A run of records
_ _ _

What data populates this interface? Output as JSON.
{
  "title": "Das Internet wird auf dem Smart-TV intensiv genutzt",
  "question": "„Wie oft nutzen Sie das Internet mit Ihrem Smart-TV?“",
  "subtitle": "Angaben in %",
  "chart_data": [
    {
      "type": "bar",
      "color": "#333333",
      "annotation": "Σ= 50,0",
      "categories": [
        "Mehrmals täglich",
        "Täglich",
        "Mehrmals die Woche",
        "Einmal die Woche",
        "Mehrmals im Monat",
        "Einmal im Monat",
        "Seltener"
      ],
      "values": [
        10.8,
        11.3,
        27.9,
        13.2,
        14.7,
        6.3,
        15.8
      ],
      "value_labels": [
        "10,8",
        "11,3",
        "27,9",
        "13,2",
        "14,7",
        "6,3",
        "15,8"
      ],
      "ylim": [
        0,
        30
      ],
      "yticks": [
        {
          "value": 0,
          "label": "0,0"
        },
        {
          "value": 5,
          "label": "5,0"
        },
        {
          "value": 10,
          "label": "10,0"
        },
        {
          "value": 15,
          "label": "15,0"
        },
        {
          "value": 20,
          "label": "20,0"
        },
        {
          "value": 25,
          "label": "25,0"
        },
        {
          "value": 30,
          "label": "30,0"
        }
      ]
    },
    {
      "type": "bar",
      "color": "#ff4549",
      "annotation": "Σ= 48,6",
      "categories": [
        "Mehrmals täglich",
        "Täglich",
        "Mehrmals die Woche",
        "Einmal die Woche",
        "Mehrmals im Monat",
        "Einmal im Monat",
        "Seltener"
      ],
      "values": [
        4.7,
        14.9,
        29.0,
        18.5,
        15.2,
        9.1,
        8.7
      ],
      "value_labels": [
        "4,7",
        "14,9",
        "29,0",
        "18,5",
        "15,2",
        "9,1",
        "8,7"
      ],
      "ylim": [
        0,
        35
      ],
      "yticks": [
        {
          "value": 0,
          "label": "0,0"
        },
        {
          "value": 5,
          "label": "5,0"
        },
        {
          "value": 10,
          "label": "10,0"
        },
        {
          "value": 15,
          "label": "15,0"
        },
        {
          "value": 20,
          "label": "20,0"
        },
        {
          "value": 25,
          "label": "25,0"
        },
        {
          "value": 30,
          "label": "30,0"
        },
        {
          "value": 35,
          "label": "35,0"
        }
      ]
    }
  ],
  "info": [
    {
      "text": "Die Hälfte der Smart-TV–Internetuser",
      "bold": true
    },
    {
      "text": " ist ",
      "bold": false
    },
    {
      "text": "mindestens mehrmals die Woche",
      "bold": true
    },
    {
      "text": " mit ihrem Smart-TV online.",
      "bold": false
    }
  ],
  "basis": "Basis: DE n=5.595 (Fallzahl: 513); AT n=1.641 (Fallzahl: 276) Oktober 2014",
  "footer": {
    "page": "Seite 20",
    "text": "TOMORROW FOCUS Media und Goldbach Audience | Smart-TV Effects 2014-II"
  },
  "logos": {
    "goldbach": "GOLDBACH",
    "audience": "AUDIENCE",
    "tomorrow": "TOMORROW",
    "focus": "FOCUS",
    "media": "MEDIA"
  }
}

_ _ _

Directions
Emit the full listing verbatim.

Full answer
What data populates this interface? Output as JSON.
{
  "title": "Das Internet wird auf dem Smart-TV intensiv genutzt",
  "question": "„Wie oft nutzen Sie das Internet mit Ihrem Smart-TV?“",
  "subtitle": "Angaben in %",
  "chart_data": [
    {
      "type": "bar",
      "color": "#333333",
      "annotation": "Σ= 50,0",
      "categories": [
        "Mehrmals täglich",
        "Täglich",
        "Mehrmals die Woche",
        "Einmal die Woche",
        "Mehrmals im Monat",
        "Einmal im Monat",
        "Seltener"
      ],
      "values": [
        10.8,
        11.3,
        27.9,
        13.2,
        14.7,
        6.3,
        15.8
      ],
      "value_labels": [
        "10,8",
        "11,3",
        "27,9",
        "13,2",
        "14,7",
        "6,3",
        "15,8"
      ],
      "ylim": [
        0,
        30
      ],
      "yticks": [
        {
          "value": 0,
          "label": "0,0"
        },
        {
          "value": 5,
          "label": "5,0"
        },
        {
          "value": 10,
          "label": "10,0"
        },
        {
          "value": 15,
          "label": "15,0"
        },
        {
          "value": 20,
          "label": "20,0"
        },
        {
          "value": 25,
          "label": "25,0"
        },
        {
          "value": 30,
          "label": "30,0"
        }
      ]
    },
    {
      "type": "bar",
      "color": "#ff4549",
      "annotation": "Σ= 48,6",
      "categories": [
        "Mehrmals täglich",
        "Täglich",
        "Mehrmals die Woche",
        "Einmal die Woche",
        "Mehrmals im Monat",
        "Einmal im Monat",
        "Seltener"
      ],
      "values": [
        4.7,
        14.9,
        29.0,
        18.5,
        15.2,
        9.1,
        8.7
      ],
      "value_labels": [
        "4,7",
        "14,9",
        "29,0",
        "18,5",
        "15,2",
        "9,1",
        "8,7"
      ],
      "ylim": [
        0,
        35
      ],
      "yticks": [
        {
          "value": 0,
          "label": "0,0"
        },
        {
          "value": 5,
          "label": "5,0"
        },
        {
          "value": 10,
          "label": "10,0"
        },
        {
          "value": 15,
          "label": "15,0"
        },
        {
          "value": 20,
          "label": "20,0"
        },
        {
          "value": 25,
          "label": "25,0"
        },
        {
          "value": 30,
          "label": "30,0"
        },
        {
          "value": 35,
          "label": "35,0"
        }
      ]
    }
  ],
  "info": [
    {
      "text": "Die Hälfte der Smart-TV–Internetuser",
      "bold": true
    },
    {
      "text": " ist ",
      "bold": false
    },
    {
      "text": "mindestens mehrmals die Woche",
      "bold": true
    },
    {
      "text": " mit ihrem Smart-TV online.",
      "bold": false
    }
  ],
  "basis": "Basis: DE n=5.595 (Fallzahl: 513); AT n=1.641 (Fallzahl: 276) Oktober 2014",
  "footer": {
    "page": "Seite 20",
    "text": "TOMORROW FOCUS Media und Goldbach Audience | Smart-TV Effects 2014-II"
  },
  "logos": {
    "goldbach": "GOLDBACH",
    "audience": "AUDIENCE",
    "tomorrow": "TOMORROW",
    "focus": "FOCUS",
    "media": "MEDIA"
  }
}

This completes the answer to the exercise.